___ INPUT
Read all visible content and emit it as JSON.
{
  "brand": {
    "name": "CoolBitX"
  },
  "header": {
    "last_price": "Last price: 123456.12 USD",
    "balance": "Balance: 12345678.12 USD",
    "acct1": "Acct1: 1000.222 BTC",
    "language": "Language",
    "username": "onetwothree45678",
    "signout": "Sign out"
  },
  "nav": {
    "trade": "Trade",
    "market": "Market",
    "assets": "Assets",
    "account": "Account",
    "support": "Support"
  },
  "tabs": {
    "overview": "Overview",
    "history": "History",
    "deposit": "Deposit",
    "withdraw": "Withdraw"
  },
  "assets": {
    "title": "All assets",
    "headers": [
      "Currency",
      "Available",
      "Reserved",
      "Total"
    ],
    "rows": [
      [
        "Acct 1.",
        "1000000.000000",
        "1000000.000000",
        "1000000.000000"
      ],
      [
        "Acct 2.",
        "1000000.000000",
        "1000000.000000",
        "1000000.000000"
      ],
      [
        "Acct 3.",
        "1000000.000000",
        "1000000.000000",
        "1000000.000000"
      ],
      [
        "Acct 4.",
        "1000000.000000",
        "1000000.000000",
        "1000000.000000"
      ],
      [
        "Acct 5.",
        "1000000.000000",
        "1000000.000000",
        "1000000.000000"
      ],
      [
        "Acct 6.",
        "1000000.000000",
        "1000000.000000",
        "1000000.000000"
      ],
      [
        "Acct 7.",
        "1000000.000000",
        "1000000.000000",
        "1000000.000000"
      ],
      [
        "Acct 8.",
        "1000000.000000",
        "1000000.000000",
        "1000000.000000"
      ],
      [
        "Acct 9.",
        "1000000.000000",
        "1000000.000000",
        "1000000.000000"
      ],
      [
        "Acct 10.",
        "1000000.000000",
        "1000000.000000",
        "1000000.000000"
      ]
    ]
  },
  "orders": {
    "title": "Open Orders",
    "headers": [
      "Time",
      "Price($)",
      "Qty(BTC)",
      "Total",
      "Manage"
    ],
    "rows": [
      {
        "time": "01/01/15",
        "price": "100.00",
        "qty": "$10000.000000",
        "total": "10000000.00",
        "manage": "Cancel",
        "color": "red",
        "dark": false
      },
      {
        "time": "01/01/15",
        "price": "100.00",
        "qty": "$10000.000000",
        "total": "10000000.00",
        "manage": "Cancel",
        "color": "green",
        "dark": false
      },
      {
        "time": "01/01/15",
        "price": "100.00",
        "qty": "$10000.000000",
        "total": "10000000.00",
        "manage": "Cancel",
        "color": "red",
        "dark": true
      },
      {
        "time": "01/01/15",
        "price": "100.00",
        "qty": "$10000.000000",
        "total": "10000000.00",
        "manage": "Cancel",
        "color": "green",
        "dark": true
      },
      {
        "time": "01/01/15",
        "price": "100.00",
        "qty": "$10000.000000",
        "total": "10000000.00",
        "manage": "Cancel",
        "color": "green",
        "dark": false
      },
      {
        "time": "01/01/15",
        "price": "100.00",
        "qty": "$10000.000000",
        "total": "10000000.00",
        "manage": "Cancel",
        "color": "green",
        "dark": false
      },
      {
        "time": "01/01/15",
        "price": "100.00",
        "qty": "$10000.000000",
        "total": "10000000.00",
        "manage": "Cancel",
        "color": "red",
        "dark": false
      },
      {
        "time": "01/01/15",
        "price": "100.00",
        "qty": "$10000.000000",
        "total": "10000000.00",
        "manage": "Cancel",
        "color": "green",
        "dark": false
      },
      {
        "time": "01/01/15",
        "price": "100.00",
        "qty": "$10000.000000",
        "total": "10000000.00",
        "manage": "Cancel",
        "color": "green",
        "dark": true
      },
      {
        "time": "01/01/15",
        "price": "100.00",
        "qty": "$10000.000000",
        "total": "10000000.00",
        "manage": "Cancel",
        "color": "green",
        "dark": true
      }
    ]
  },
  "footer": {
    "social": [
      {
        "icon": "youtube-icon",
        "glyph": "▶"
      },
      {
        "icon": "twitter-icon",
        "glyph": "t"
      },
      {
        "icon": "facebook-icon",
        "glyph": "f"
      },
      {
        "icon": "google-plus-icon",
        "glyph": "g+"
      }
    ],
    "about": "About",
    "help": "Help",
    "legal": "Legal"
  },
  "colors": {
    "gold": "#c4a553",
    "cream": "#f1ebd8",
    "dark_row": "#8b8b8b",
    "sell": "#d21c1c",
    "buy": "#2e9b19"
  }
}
______
● **REQUIRED WORK**
Quote each line of the listing above exactly.

● **THE COMPLETED TASK**
Read all visible content and emit it as JSON.
{
  "brand": {
    "name": "CoolBitX"
  },
  "header": {
    "last_price": "Last price: 123456.12 USD",
    "balance": "Balance: 12345678.12 USD",
    "acct1": "Acct1: 1000.222 BTC",
    "language": "Language",
    "username": "onetwothree45678",
    "signout": "Sign out"
  },
  "nav": {
    "trade": "Trade",
    "market": "Market",
    "assets": "Assets",
    "account": "Account",
    "support": "Support"
  },
  "tabs": {
    "overview": "Overview",
    "history": "History",
    "deposit": "Deposit",
    "withdraw": "Withdraw"
  },
  "assets": {
    "title": "All assets",
    "headers": [
      "Currency",
      "Available",
      "Reserved",
      "Total"
    ],
    "rows": [
      [
        "Acct 1.",
        "1000000.000000",
        "1000000.000000",
        "1000000.000000"
      ],
      [
        "Acct 2.",
        "1000000.000000",
        "1000000.000000",
        "1000000.000000"
      ],
      [
        "Acct 3.",
        "1000000.000000",
        "1000000.000000",
        "1000000.000000"
      ],
      [
        "Acct 4.",
        "1000000.000000",
        "1000000.000000",
        "1000000.000000"
      ],
      [
        "Acct 5.",
        "1000000.000000",
        "1000000.000000",
        "1000000.000000"
      ],
      [
        "Acct 6.",
        "1000000.000000",
        "1000000.000000",
        "1000000.000000"
      ],
      [
        "Acct 7.",
        "1000000.000000",
        "1000000.000000",
        "1000000.000000"
      ],
      [
        "Acct 8.",
        "1000000.000000",
        "1000000.000000",
        "1000000.000000"
      ],
      [
        "Acct 9.",
        "1000000.000000",
        "1000000.000000",
        "1000000.000000"
      ],
      [
        "Acct 10.",
        "1000000.000000",
        "1000000.000000",
        "1000000.000000"
      ]
    ]
  },
  "orders": {
    "title": "Open Orders",
    "headers": [
      "Time",
      "Price($)",
      "Qty(BTC)",
      "Total",
      "Manage"
    ],
    "rows": [
      {
        "time": "01/01/15",
        "price": "100.00",
        "qty": "$10000.000000",
        "total": "10000000.00",
        "manage": "Cancel",
        "color": "red",
        "dark": false
      },
      {
        "time": "01/01/15",
        "price": "100.00",
        "qty": "$10000.000000",
        "total": "10000000.00",
        "manage": "Cancel",
        "color": "green",
        "dark": false
      },
      {
        "time": "01/01/15",
        "price": "100.00",
        "qty": "$10000.000000",
        "total": "10000000.00",
        "manage": "Cancel",
        "color": "red",
        "dark": true
      },
      {
        "time": "01/01/15",
        "price": "100.00",
        "qty": "$10000.000000",
        "total": "10000000.00",
        "manage": "Cancel",
        "color": "green",
        "dark": true
      },
      {
        "time": "01/01/15",
        "price": "100.00",
        "qty": "$10000.000000",
        "total": "10000000.00",
        "manage": "Cancel",
        "color": "green",
        "dark": false
      },
      {
        "time": "01/01/15",
        "price": "100.00",
        "qty": "$10000.000000",
        "total": "10000000.00",
        "manage": "Cancel",
        "color": "green",
        "dark": false
      },
      {
        "time": "01/01/15",
        "price": "100.00",
        "qty": "$10000.000000",
        "total": "10000000.00",
        "manage": "Cancel",
        "color": "red",
        "dark": false
      },
      {
        "time": "01/01/15",
        "price": "100.00",
        "qty": "$10000.000000",
        "total": "10000000.00",
        "manage": "Cancel",
        "color": "green",
        "dark": false
      },
      {
        "time": "01/01/15",
        "price": "100.00",
        "qty": "$10000.000000",
        "total": "10000000.00",
        "manage": "Cancel",
        "color": "green",
        "dark": true
      },
      {
        "time": "01/01/15",
        "price": "100.00",
        "qty": "$10000.000000",
        "total": "10000000.00",
        "manage": "Cancel",
        "color": "green",
        "dark": true
      }
    ]
  },
  "footer": {
    "social": [
      {
        "icon": "youtube-icon",
        "glyph": "▶"
      },
      {
        "icon": "twitter-icon",
        "glyph": "t"
      },
      {
        "icon": "facebook-icon",
        "glyph": "f"
      },
      {
        "icon": "google-plus-icon",
        "glyph": "g+"
      }
    ],
    "about": "About",
    "help": "Help",
    "legal": "Legal"
  },
  "colors": {
    "gold": "#c4a553",
    "cream": "#f1ebd8",
    "dark_row": "#8b8b8b",
    "sell": "#d21c1c",
    "buy": "#2e9b19"
  }
}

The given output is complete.